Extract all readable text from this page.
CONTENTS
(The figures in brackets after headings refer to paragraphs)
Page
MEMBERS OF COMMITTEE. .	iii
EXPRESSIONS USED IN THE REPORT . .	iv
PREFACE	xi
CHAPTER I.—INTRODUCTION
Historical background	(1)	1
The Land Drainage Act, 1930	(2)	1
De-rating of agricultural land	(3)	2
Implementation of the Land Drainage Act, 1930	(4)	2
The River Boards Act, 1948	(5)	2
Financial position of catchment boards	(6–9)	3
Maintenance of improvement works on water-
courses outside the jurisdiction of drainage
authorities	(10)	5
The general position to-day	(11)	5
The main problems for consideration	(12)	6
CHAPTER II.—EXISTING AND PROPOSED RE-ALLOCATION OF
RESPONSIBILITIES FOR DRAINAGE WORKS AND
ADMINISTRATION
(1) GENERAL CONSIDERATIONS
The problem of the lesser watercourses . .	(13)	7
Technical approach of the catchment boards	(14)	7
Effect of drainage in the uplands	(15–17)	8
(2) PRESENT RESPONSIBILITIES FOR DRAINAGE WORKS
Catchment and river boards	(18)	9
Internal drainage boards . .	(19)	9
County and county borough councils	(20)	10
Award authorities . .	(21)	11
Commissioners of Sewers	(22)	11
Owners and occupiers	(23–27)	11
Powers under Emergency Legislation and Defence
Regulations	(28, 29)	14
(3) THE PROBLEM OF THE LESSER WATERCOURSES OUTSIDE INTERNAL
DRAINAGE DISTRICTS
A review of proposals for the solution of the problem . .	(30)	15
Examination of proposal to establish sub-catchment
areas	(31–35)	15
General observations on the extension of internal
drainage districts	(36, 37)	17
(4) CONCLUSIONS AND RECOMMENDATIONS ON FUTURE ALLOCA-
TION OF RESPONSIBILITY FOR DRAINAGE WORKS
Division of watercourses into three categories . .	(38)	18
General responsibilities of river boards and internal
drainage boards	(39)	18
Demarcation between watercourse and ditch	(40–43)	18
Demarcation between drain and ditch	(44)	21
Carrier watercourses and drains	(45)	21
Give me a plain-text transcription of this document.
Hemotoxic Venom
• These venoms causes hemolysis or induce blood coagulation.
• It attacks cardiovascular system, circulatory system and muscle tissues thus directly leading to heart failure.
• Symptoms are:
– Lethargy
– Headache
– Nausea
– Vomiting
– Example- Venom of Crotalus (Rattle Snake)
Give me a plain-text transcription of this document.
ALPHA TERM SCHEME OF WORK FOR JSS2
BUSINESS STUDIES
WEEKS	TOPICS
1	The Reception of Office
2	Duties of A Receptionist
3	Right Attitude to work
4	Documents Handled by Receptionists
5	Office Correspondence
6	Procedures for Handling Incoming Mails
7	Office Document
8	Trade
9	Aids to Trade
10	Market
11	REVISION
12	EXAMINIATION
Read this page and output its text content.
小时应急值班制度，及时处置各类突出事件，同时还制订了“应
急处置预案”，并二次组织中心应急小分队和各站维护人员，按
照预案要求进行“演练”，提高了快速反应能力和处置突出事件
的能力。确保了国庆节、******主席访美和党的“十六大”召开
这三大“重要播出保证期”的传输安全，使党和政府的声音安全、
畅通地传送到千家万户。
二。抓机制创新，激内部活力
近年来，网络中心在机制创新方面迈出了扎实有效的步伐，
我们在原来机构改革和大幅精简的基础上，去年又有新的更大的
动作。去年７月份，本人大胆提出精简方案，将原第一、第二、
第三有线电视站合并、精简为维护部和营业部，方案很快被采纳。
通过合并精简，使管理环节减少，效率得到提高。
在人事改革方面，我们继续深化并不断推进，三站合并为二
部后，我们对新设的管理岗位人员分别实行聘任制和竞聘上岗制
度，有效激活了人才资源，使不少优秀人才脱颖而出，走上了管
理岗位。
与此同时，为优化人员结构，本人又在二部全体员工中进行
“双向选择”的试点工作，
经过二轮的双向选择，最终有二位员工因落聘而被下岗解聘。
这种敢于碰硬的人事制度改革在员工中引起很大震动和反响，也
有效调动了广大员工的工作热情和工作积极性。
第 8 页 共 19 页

---

#### [Exercise objective]
Nothing in the listing may be changed; retype it all exactly.

#### [Exercise answer]
Extract all readable text from this page.
CONTENTS
(The figures in brackets after headings refer to paragraphs)
Page
MEMBERS OF COMMITTEE. .	iii
EXPRESSIONS USED IN THE REPORT . .	iv
PREFACE	xi
CHAPTER I.—INTRODUCTION
Historical background	(1)	1
The Land Drainage Act, 1930	(2)	1
De-rating of agricultural land	(3)	2
Implementation of the Land Drainage Act, 1930	(4)	2
The River Boards Act, 1948	(5)	2
Financial position of catchment boards	(6–9)	3
Maintenance of improvement works on water-
courses outside the jurisdiction of drainage
authorities	(10)	5
The general position to-day	(11)	5
The main problems for consideration	(12)	6
CHAPTER II.—EXISTING AND PROPOSED RE-ALLOCATION OF
RESPONSIBILITIES FOR DRAINAGE WORKS AND
ADMINISTRATION
(1) GENERAL CONSIDERATIONS
The problem of the lesser watercourses . .	(13)	7
Technical approach of the catchment boards	(14)	7
Effect of drainage in the uplands	(15–17)	8
(2) PRESENT RESPONSIBILITIES FOR DRAINAGE WORKS
Catchment and river boards	(18)	9
Internal drainage boards . .	(19)	9
County and county borough councils	(20)	10
Award authorities . .	(21)	11
Commissioners of Sewers	(22)	11
Owners and occupiers	(23–27)	11
Powers under Emergency Legislation and Defence
Regulations	(28, 29)	14
(3) THE PROBLEM OF THE LESSER WATERCOURSES OUTSIDE INTERNAL
DRAINAGE DISTRICTS
A review of proposals for the solution of the problem . .	(30)	15
Examination of proposal to establish sub-catchment
areas	(31–35)	15
General observations on the extension of internal
drainage districts	(36, 37)	17
(4) CONCLUSIONS AND RECOMMENDATIONS ON FUTURE ALLOCA-
TION OF RESPONSIBILITY FOR DRAINAGE WORKS
Division of watercourses into three categories . .	(38)	18
General responsibilities of river boards and internal
drainage boards	(39)	18
Demarcation between watercourse and ditch	(40–43)	18
Demarcation between drain and ditch	(44)	21
Carrier watercourses and drains	(45)	21
Give me a plain-text transcription of this document.
Hemotoxic Venom
• These venoms causes hemolysis or induce blood coagulation.
• It attacks cardiovascular system, circulatory system and muscle tissues thus directly leading to heart failure.
• Symptoms are:
– Lethargy
– Headache
– Nausea
– Vomiting
– Example- Venom of Crotalus (Rattle Snake)
Give me a plain-text transcription of this document.
ALPHA TERM SCHEME OF WORK FOR JSS2
BUSINESS STUDIES
WEEKS	TOPICS
1	The Reception of Office
2	Duties of A Receptionist
3	Right Attitude to work
4	Documents Handled by Receptionists
5	Office Correspondence
6	Procedures for Handling Incoming Mails
7	Office Document
8	Trade
9	Aids to Trade
10	Market
11	REVISION
12	EXAMINIATION
Read this page and output its text content.
小时应急值班制度，及时处置各类突出事件，同时还制订了“应
急处置预案”，并二次组织中心应急小分队和各站维护人员，按
照预案要求进行“演练”，提高了快速反应能力和处置突出事件
的能力。确保了国庆节、******主席访美和党的“十六大”召开
这三大“重要播出保证期”的传输安全，使党和政府的声音安全、
畅通地传送到千家万户。
二。抓机制创新，激内部活力
近年来，网络中心在机制创新方面迈出了扎实有效的步伐，
我们在原来机构改革和大幅精简的基础上，去年又有新的更大的
动作。去年７月份，本人大胆提出精简方案，将原第一、第二、
第三有线电视站合并、精简为维护部和营业部，方案很快被采纳。
通过合并精简，使管理环节减少，效率得到提高。
在人事改革方面，我们继续深化并不断推进，三站合并为二
部后，我们对新设的管理岗位人员分别实行聘任制和竞聘上岗制
度，有效激活了人才资源，使不少优秀人才脱颖而出，走上了管
理岗位。
与此同时，为优化人员结构，本人又在二部全体员工中进行
“双向选择”的试点工作，
经过二轮的双向选择，最终有二位员工因落聘而被下岗解聘。
这种敢于碰硬的人事制度改革在员工中引起很大震动和反响，也
有效调动了广大员工的工作热情和工作积极性。
第 8 页 共 19 页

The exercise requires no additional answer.